● **Input records**
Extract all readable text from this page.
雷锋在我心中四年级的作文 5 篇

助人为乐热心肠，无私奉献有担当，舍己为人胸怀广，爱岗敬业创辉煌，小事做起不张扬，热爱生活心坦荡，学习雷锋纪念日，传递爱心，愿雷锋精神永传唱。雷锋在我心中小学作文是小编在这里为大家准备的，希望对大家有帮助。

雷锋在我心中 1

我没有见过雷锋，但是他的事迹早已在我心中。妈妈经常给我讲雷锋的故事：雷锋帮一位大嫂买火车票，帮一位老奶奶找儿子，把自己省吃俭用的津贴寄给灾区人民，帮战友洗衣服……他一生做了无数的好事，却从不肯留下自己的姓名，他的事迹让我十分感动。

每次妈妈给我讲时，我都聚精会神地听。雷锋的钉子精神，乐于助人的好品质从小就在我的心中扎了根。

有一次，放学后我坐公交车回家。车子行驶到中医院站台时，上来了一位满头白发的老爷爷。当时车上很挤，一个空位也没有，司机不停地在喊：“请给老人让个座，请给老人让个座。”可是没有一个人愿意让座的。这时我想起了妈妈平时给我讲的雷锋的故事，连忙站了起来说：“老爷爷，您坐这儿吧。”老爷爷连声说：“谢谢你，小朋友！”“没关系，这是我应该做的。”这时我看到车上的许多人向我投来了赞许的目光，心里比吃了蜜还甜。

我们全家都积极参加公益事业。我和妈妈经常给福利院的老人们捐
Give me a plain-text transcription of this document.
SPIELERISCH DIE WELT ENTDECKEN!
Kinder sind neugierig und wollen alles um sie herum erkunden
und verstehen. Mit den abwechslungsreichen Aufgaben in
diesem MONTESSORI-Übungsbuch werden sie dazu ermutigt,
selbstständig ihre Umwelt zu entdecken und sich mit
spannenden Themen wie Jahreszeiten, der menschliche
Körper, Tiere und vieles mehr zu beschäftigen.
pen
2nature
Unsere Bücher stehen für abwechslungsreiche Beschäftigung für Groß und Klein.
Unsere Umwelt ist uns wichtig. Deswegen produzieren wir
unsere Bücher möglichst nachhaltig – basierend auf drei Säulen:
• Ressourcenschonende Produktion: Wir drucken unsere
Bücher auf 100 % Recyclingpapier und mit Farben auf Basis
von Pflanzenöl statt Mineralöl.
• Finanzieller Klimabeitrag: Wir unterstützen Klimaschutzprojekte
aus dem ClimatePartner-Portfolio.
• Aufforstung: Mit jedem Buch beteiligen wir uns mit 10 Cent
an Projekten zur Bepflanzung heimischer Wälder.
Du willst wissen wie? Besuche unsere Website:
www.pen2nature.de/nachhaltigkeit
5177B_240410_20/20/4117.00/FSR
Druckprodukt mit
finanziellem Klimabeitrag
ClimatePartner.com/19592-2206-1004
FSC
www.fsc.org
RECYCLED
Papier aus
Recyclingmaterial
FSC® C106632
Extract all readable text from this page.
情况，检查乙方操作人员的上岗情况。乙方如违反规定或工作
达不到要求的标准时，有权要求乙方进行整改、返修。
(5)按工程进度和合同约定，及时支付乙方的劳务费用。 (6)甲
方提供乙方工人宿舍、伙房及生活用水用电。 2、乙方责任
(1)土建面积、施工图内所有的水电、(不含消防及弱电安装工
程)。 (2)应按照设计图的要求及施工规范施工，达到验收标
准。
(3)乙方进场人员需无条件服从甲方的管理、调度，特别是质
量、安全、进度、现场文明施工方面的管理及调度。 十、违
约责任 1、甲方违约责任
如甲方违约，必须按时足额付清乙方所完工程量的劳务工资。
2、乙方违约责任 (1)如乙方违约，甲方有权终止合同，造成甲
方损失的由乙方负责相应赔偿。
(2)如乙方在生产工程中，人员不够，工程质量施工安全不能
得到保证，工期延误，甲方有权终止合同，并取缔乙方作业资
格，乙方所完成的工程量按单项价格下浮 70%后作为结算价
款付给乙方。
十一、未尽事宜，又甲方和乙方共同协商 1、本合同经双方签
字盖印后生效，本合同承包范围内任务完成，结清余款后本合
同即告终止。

● **The problem**
Reproduce the entries above in full, verbatim.

● **Complete answer**
Extract all readable text from this page.
雷锋在我心中四年级的作文 5 篇

助人为乐热心肠，无私奉献有担当，舍己为人胸怀广，爱岗敬业创辉煌，小事做起不张扬，热爱生活心坦荡，学习雷锋纪念日，传递爱心，愿雷锋精神永传唱。雷锋在我心中小学作文是小编在这里为大家准备的，希望对大家有帮助。

雷锋在我心中 1

我没有见过雷锋，但是他的事迹早已在我心中。妈妈经常给我讲雷锋的故事：雷锋帮一位大嫂买火车票，帮一位老奶奶找儿子，把自己省吃俭用的津贴寄给灾区人民，帮战友洗衣服……他一生做了无数的好事，却从不肯留下自己的姓名，他的事迹让我十分感动。

每次妈妈给我讲时，我都聚精会神地听。雷锋的钉子精神，乐于助人的好品质从小就在我的心中扎了根。

有一次，放学后我坐公交车回家。车子行驶到中医院站台时，上来了一位满头白发的老爷爷。当时车上很挤，一个空位也没有，司机不停地在喊：“请给老人让个座，请给老人让个座。”可是没有一个人愿意让座的。这时我想起了妈妈平时给我讲的雷锋的故事，连忙站了起来说：“老爷爷，您坐这儿吧。”老爷爷连声说：“谢谢你，小朋友！”“没关系，这是我应该做的。”这时我看到车上的许多人向我投来了赞许的目光，心里比吃了蜜还甜。

我们全家都积极参加公益事业。我和妈妈经常给福利院的老人们捐
Give me a plain-text transcription of this document.
SPIELERISCH DIE WELT ENTDECKEN!
Kinder sind neugierig und wollen alles um sie herum erkunden
und verstehen. Mit den abwechslungsreichen Aufgaben in
diesem MONTESSORI-Übungsbuch werden sie dazu ermutigt,
selbstständig ihre Umwelt zu entdecken und sich mit
spannenden Themen wie Jahreszeiten, der menschliche
Körper, Tiere und vieles mehr zu beschäftigen.
pen
2nature
Unsere Bücher stehen für abwechslungsreiche Beschäftigung für Groß und Klein.
Unsere Umwelt ist uns wichtig. Deswegen produzieren wir
unsere Bücher möglichst nachhaltig – basierend auf drei Säulen:
• Ressourcenschonende Produktion: Wir drucken unsere
Bücher auf 100 % Recyclingpapier und mit Farben auf Basis
von Pflanzenöl statt Mineralöl.
• Finanzieller Klimabeitrag: Wir unterstützen Klimaschutzprojekte
aus dem ClimatePartner-Portfolio.
• Aufforstung: Mit jedem Buch beteiligen wir uns mit 10 Cent
an Projekten zur Bepflanzung heimischer Wälder.
Du willst wissen wie? Besuche unsere Website:
www.pen2nature.de/nachhaltigkeit
5177B_240410_20/20/4117.00/FSR
Druckprodukt mit
finanziellem Klimabeitrag
ClimatePartner.com/19592-2206-1004
FSC
www.fsc.org
RECYCLED
Papier aus
Recyclingmaterial
FSC® C106632
Extract all readable text from this page.
情况，检查乙方操作人员的上岗情况。乙方如违反规定或工作
达不到要求的标准时，有权要求乙方进行整改、返修。
(5)按工程进度和合同约定，及时支付乙方的劳务费用。 (6)甲
方提供乙方工人宿舍、伙房及生活用水用电。 2、乙方责任
(1)土建面积、施工图内所有的水电、(不含消防及弱电安装工
程)。 (2)应按照设计图的要求及施工规范施工，达到验收标
准。
(3)乙方进场人员需无条件服从甲方的管理、调度，特别是质
量、安全、进度、现场文明施工方面的管理及调度。 十、违
约责任 1、甲方违约责任
如甲方违约，必须按时足额付清乙方所完工程量的劳务工资。
2、乙方违约责任 (1)如乙方违约，甲方有权终止合同，造成甲
方损失的由乙方负责相应赔偿。
(2)如乙方在生产工程中，人员不够，工程质量施工安全不能
得到保证，工期延误，甲方有权终止合同，并取缔乙方作业资
格，乙方所完成的工程量按单项价格下浮 70%后作为结算价
款付给乙方。
十一、未尽事宜，又甲方和乙方共同协商 1、本合同经双方签
字盖印后生效，本合同承包范围内任务完成，结清余款后本合
同即告终止。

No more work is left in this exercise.